Only a number is required: how many lines of the material contain the word "USDT"?
Records to process start
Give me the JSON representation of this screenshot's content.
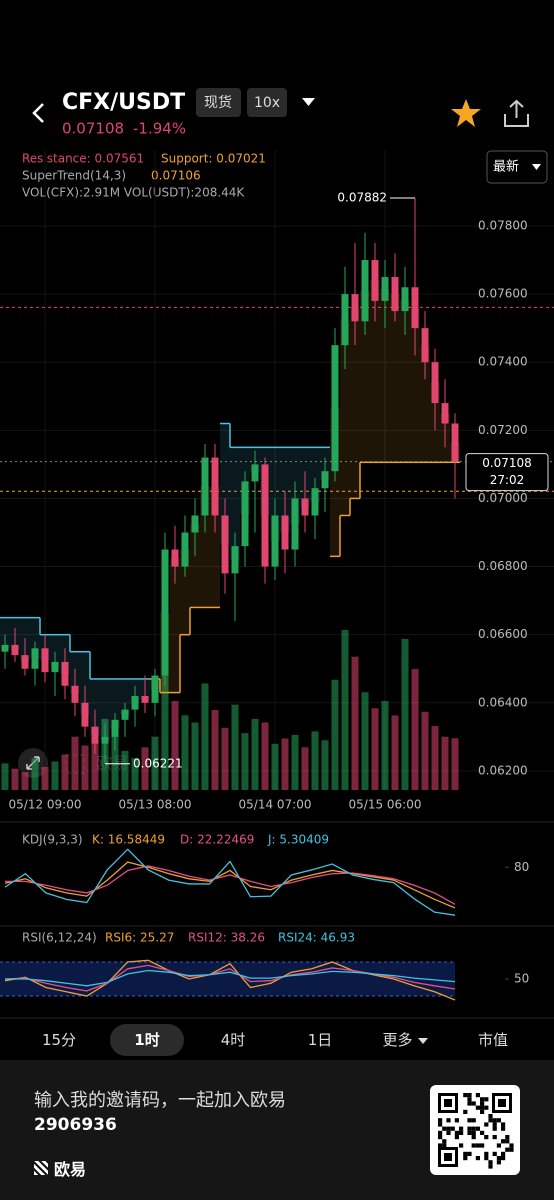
{
  "header": {
    "pair": "CFX/USDT",
    "badge_market": "现货",
    "badge_leverage": "10x",
    "price": "0.07108",
    "change": "-1.94%",
    "price_type": "最新"
  },
  "chart_data": [
    {
      "type": "candlestick",
      "resistance": {
        "label": "Resistance: 0.07561",
        "value": 0.07561
      },
      "support": {
        "label": "Support: 0.07021",
        "value": 0.07021
      },
      "supertrend_label": "SuperTrend(14,3)",
      "supertrend_value_label": "0.07106",
      "volume_label": "VOL(CFX):2.91M VOL(USDT):208.44K",
      "last_price": {
        "value": 0.07108,
        "label": "0.07108",
        "countdown": "27:02"
      },
      "max_marker": {
        "value": 0.07882,
        "label": "0.07882"
      },
      "min_marker": {
        "value": 0.06221,
        "label": "0.06221"
      },
      "ylim": [
        0.06144,
        0.08023
      ],
      "yticks": [
        {
          "value": 0.078,
          "label": "0.07800"
        },
        {
          "value": 0.076,
          "label": "0.07600"
        },
        {
          "value": 0.074,
          "label": "0.07400"
        },
        {
          "value": 0.072,
          "label": "0.07200"
        },
        {
          "value": 0.07,
          "label": "0.07000"
        },
        {
          "value": 0.068,
          "label": "0.06800"
        },
        {
          "value": 0.066,
          "label": "0.06600"
        },
        {
          "value": 0.064,
          "label": "0.06400"
        },
        {
          "value": 0.062,
          "label": "0.06200"
        }
      ],
      "categories": [
        null,
        null,
        null,
        null,
        "05/12 09:00",
        null,
        null,
        null,
        null,
        null,
        null,
        null,
        null,
        null,
        null,
        "05/13 08:00",
        null,
        null,
        null,
        null,
        null,
        null,
        null,
        null,
        null,
        null,
        null,
        "05/14 07:00",
        null,
        null,
        null,
        null,
        null,
        null,
        null,
        null,
        null,
        null,
        "05/15 06:00",
        null,
        null,
        null,
        null,
        null,
        null,
        null
      ],
      "open": [
        0.0655,
        0.0657,
        0.0654,
        0.065,
        0.0656,
        0.0649,
        0.0652,
        0.0645,
        0.064,
        0.0633,
        0.0628,
        0.063,
        0.0635,
        0.0638,
        0.0642,
        0.064,
        0.0648,
        0.0685,
        0.068,
        0.069,
        0.0695,
        0.0712,
        0.0695,
        0.0678,
        0.0686,
        0.0705,
        0.071,
        0.068,
        0.0695,
        0.0685,
        0.07,
        0.0695,
        0.0703,
        0.0708,
        0.0745,
        0.076,
        0.0752,
        0.077,
        0.0758,
        0.0765,
        0.0755,
        0.0762,
        0.075,
        0.074,
        0.0728,
        0.0722
      ],
      "high": [
        0.066,
        0.0662,
        0.0659,
        0.0658,
        0.066,
        0.0655,
        0.0656,
        0.065,
        0.0645,
        0.0638,
        0.0634,
        0.0637,
        0.064,
        0.0645,
        0.0648,
        0.065,
        0.069,
        0.0692,
        0.0695,
        0.07,
        0.0716,
        0.0716,
        0.07,
        0.069,
        0.0708,
        0.0714,
        0.0712,
        0.07,
        0.0702,
        0.0705,
        0.0708,
        0.0706,
        0.0712,
        0.075,
        0.0768,
        0.0775,
        0.0778,
        0.0775,
        0.077,
        0.0772,
        0.0768,
        0.07882,
        0.0755,
        0.0744,
        0.0735,
        0.0725
      ],
      "low": [
        0.065,
        0.0652,
        0.0648,
        0.0645,
        0.0646,
        0.0642,
        0.0641,
        0.0636,
        0.063,
        0.0625,
        0.06221,
        0.0626,
        0.063,
        0.0633,
        0.0637,
        0.0636,
        0.0645,
        0.0675,
        0.0677,
        0.0683,
        0.069,
        0.069,
        0.0672,
        0.0664,
        0.068,
        0.069,
        0.0675,
        0.0676,
        0.0678,
        0.068,
        0.069,
        0.0688,
        0.0696,
        0.0705,
        0.0738,
        0.0745,
        0.0748,
        0.0752,
        0.075,
        0.0752,
        0.0748,
        0.0742,
        0.0735,
        0.072,
        0.0715,
        0.07
      ],
      "close": [
        0.0657,
        0.0654,
        0.065,
        0.0656,
        0.0649,
        0.0652,
        0.0645,
        0.064,
        0.0633,
        0.0628,
        0.063,
        0.0635,
        0.0638,
        0.0642,
        0.064,
        0.0648,
        0.0685,
        0.068,
        0.069,
        0.0695,
        0.0712,
        0.0695,
        0.0678,
        0.0686,
        0.0705,
        0.071,
        0.068,
        0.0695,
        0.0685,
        0.07,
        0.0695,
        0.0703,
        0.0708,
        0.0745,
        0.076,
        0.0752,
        0.077,
        0.0758,
        0.0765,
        0.0755,
        0.0762,
        0.075,
        0.074,
        0.0728,
        0.0722,
        0.07108
      ],
      "supertrend": [
        0.0665,
        0.0665,
        0.0665,
        0.0665,
        0.066,
        0.066,
        0.066,
        0.0655,
        0.0655,
        0.0647,
        0.0647,
        0.0647,
        0.0647,
        0.0647,
        0.0647,
        0.0647,
        0.0643,
        0.0643,
        0.066,
        0.0668,
        0.0668,
        0.0668,
        0.0722,
        0.0715,
        0.0715,
        0.0715,
        0.0715,
        0.0715,
        0.0715,
        0.0715,
        0.0715,
        0.0715,
        0.0715,
        0.0683,
        0.0695,
        0.07,
        0.07106,
        0.07106,
        0.07106,
        0.07106,
        0.07106,
        0.07106,
        0.07106,
        0.07106,
        0.07106,
        0.07106
      ],
      "volume": [
        1.5,
        1.2,
        1.0,
        1.8,
        1.3,
        1.6,
        2.0,
        3.0,
        2.5,
        2.8,
        4.0,
        3.5,
        2.2,
        1.8,
        2.4,
        3.0,
        6.5,
        5.0,
        4.2,
        3.8,
        6.0,
        4.5,
        3.5,
        4.8,
        3.2,
        4.0,
        3.8,
        2.6,
        2.9,
        3.1,
        2.4,
        3.3,
        2.8,
        6.2,
        9.0,
        7.5,
        5.5,
        4.6,
        5.0,
        4.2,
        8.5,
        6.8,
        4.4,
        3.6,
        3.0,
        2.91
      ],
      "up_color": "#26a65b",
      "down_color": "#e0466e",
      "trend_up_color": "#f0a030",
      "trend_down_color": "#4cc3e0"
    },
    {
      "type": "line",
      "title": "KDJ(9,3,3)",
      "ylim": [
        -10,
        110
      ],
      "yticks": [
        80
      ],
      "series": [
        {
          "name": "K: 16.58449",
          "color": "#f0a030",
          "values": [
            55,
            62,
            48,
            40,
            35,
            60,
            88,
            80,
            70,
            62,
            58,
            75,
            50,
            45,
            60,
            68,
            75,
            70,
            65,
            60,
            45,
            30,
            16.58449
          ]
        },
        {
          "name": "D: 22.22469",
          "color": "#e4508a",
          "values": [
            58,
            58,
            52,
            45,
            40,
            52,
            75,
            82,
            75,
            66,
            60,
            68,
            58,
            50,
            56,
            64,
            70,
            71,
            67,
            62,
            52,
            40,
            22.22469
          ]
        },
        {
          "name": "J: 5.30409",
          "color": "#3fc4e0",
          "values": [
            49,
            70,
            40,
            30,
            25,
            76,
            108,
            76,
            60,
            54,
            54,
            89,
            34,
            35,
            68,
            76,
            85,
            68,
            61,
            56,
            31,
            10,
            5.30409
          ]
        }
      ]
    },
    {
      "type": "line",
      "title": "RSI(6,12,24)",
      "ylim": [
        10,
        90
      ],
      "yticks": [
        50
      ],
      "band": [
        30,
        70
      ],
      "series": [
        {
          "name": "RSI6: 25.27",
          "color": "#f0a030",
          "values": [
            48,
            52,
            40,
            35,
            30,
            45,
            70,
            72,
            60,
            50,
            55,
            68,
            40,
            45,
            58,
            62,
            70,
            60,
            55,
            50,
            42,
            35,
            25.27
          ]
        },
        {
          "name": "RSI12: 38.26",
          "color": "#e4508a",
          "values": [
            50,
            51,
            45,
            40,
            36,
            45,
            62,
            66,
            60,
            53,
            55,
            62,
            47,
            48,
            55,
            58,
            63,
            60,
            56,
            52,
            46,
            42,
            38.26
          ]
        },
        {
          "name": "RSI24: 46.93",
          "color": "#3fc4e0",
          "values": [
            50,
            50,
            48,
            45,
            42,
            46,
            56,
            60,
            58,
            54,
            55,
            58,
            51,
            51,
            54,
            56,
            59,
            58,
            56,
            54,
            51,
            49,
            46.93
          ]
        }
      ]
    }
  ],
  "tabs": [
    "15分",
    "1时",
    "4时",
    "1日",
    "更多",
    "市值"
  ],
  "selected_tab": 1,
  "footer": {
    "invite": "输入我的邀请码，一起加入欧易",
    "code": "2906936",
    "brand": "欧易"
  }
}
Records to process end
| Correct result |
2